Retype each entry below, keeping every character the same.

Material for this exercise –
------------------------
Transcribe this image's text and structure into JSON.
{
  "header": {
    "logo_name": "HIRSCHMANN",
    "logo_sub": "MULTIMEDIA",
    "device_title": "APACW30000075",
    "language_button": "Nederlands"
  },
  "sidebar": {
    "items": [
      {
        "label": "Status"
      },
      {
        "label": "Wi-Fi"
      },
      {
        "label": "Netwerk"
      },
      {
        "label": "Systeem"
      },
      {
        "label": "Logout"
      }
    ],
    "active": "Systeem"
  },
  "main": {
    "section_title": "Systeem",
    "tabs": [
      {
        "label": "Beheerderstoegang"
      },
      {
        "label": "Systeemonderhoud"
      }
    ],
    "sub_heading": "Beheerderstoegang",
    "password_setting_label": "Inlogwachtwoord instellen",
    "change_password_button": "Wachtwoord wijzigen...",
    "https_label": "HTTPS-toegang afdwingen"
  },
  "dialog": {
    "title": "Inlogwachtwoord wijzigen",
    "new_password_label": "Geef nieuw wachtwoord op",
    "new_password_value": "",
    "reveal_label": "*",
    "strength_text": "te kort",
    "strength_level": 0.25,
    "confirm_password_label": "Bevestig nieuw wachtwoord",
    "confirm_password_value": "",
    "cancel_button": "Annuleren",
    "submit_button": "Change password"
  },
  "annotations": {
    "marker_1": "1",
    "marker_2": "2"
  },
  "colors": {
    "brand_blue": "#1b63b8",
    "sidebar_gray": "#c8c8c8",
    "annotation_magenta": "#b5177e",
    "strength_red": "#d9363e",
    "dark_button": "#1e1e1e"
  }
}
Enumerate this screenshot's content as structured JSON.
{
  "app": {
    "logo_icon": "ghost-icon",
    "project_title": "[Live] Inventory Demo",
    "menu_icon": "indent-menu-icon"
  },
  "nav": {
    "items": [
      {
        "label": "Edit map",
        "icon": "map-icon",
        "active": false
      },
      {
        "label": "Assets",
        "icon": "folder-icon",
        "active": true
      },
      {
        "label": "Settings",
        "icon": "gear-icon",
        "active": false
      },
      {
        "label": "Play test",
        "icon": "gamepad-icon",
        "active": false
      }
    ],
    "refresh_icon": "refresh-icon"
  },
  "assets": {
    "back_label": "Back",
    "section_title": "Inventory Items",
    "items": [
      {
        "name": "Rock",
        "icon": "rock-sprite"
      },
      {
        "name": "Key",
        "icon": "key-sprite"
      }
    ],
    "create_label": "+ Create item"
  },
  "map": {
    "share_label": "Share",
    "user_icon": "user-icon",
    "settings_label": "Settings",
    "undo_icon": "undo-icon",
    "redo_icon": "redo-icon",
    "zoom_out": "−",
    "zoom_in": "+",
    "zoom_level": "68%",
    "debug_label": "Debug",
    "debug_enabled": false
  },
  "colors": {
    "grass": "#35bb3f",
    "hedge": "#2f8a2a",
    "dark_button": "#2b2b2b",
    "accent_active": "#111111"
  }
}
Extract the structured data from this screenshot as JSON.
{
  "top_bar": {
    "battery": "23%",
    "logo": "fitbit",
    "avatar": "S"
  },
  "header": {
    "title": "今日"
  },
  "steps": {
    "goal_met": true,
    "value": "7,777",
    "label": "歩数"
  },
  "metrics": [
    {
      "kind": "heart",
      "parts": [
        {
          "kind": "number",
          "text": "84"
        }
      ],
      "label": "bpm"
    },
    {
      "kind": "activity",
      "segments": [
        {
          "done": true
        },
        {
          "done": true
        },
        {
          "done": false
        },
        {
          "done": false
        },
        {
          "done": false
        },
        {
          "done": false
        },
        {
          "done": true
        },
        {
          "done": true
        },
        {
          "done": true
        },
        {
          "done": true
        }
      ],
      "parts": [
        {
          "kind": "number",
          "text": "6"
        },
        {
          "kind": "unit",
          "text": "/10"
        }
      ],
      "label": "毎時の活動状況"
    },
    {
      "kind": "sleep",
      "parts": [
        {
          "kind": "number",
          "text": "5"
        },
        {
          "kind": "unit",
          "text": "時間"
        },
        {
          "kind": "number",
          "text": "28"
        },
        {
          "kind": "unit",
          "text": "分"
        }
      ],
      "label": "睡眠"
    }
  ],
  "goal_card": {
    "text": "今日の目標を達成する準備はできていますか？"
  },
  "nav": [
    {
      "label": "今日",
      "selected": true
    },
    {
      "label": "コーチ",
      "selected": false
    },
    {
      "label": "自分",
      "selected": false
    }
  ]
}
------------------------
Output below –
Transcribe this image's text and structure into JSON.
{
  "header": {
    "logo_name": "HIRSCHMANN",
    "logo_sub": "MULTIMEDIA",
    "device_title": "APACW30000075",
    "language_button": "Nederlands"
  },
  "sidebar": {
    "items": [
      {
        "label": "Status"
      },
      {
        "label": "Wi-Fi"
      },
      {
        "label": "Netwerk"
      },
      {
        "label": "Systeem"
      },
      {
        "label": "Logout"
      }
    ],
    "active": "Systeem"
  },
  "main": {
    "section_title": "Systeem",
    "tabs": [
      {
        "label": "Beheerderstoegang"
      },
      {
        "label": "Systeemonderhoud"
      }
    ],
    "sub_heading": "Beheerderstoegang",
    "password_setting_label": "Inlogwachtwoord instellen",
    "change_password_button": "Wachtwoord wijzigen...",
    "https_label": "HTTPS-toegang afdwingen"
  },
  "dialog": {
    "title": "Inlogwachtwoord wijzigen",
    "new_password_label": "Geef nieuw wachtwoord op",
    "new_password_value": "",
    "reveal_label": "*",
    "strength_text": "te kort",
    "strength_level": 0.25,
    "confirm_password_label": "Bevestig nieuw wachtwoord",
    "confirm_password_value": "",
    "cancel_button": "Annuleren",
    "submit_button": "Change password"
  },
  "annotations": {
    "marker_1": "1",
    "marker_2": "2"
  },
  "colors": {
    "brand_blue": "#1b63b8",
    "sidebar_gray": "#c8c8c8",
    "annotation_magenta": "#b5177e",
    "strength_red": "#d9363e",
    "dark_button": "#1e1e1e"
  }
}
Enumerate this screenshot's content as structured JSON.
{
  "app": {
    "logo_icon": "ghost-icon",
    "project_title": "[Live] Inventory Demo",
    "menu_icon": "indent-menu-icon"
  },
  "nav": {
    "items": [
      {
        "label": "Edit map",
        "icon": "map-icon",
        "active": false
      },
      {
        "label": "Assets",
        "icon": "folder-icon",
        "active": true
      },
      {
        "label": "Settings",
        "icon": "gear-icon",
        "active": false
      },
      {
        "label": "Play test",
        "icon": "gamepad-icon",
        "active": false
      }
    ],
    "refresh_icon": "refresh-icon"
  },
  "assets": {
    "back_label": "Back",
    "section_title": "Inventory Items",
    "items": [
      {
        "name": "Rock",
        "icon": "rock-sprite"
      },
      {
        "name": "Key",
        "icon": "key-sprite"
      }
    ],
    "create_label": "+ Create item"
  },
  "map": {
    "share_label": "Share",
    "user_icon": "user-icon",
    "settings_label": "Settings",
    "undo_icon": "undo-icon",
    "redo_icon": "redo-icon",
    "zoom_out": "−",
    "zoom_in": "+",
    "zoom_level": "68%",
    "debug_label": "Debug",
    "debug_enabled": false
  },
  "colors": {
    "grass": "#35bb3f",
    "hedge": "#2f8a2a",
    "dark_button": "#2b2b2b",
    "accent_active": "#111111"
  }
}
Extract the structured data from this screenshot as JSON.
{
  "top_bar": {
    "battery": "23%",
    "logo": "fitbit",
    "avatar": "S"
  },
  "header": {
    "title": "今日"
  },
  "steps": {
    "goal_met": true,
    "value": "7,777",
    "label": "歩数"
  },
  "metrics": [
    {
      "kind": "heart",
      "parts": [
        {
          "kind": "number",
          "text": "84"
        }
      ],
      "label": "bpm"
    },
    {
      "kind": "activity",
      "segments": [
        {
          "done": true
        },
        {
          "done": true
        },
        {
          "done": false
        },
        {
          "done": false
        },
        {
          "done": false
        },
        {
          "done": false
        },
        {
          "done": true
        },
        {
          "done": true
        },
        {
          "done": true
        },
        {
          "done": true
        }
      ],
      "parts": [
        {
          "kind": "number",
          "text": "6"
        },
        {
          "kind": "unit",
          "text": "/10"
        }
      ],
      "label": "毎時の活動状況"
    },
    {
      "kind": "sleep",
      "parts": [
        {
          "kind": "number",
          "text": "5"
        },
        {
          "kind": "unit",
          "text": "時間"
        },
        {
          "kind": "number",
          "text": "28"
        },
        {
          "kind": "unit",
          "text": "分"
        }
      ],
      "label": "睡眠"
    }
  ],
  "goal_card": {
    "text": "今日の目標を達成する準備はできていますか？"
  },
  "nav": [
    {
      "label": "今日",
      "selected": true
    },
    {
      "label": "コーチ",
      "selected": false
    },
    {
      "label": "自分",
      "selected": false
    }
  ]
}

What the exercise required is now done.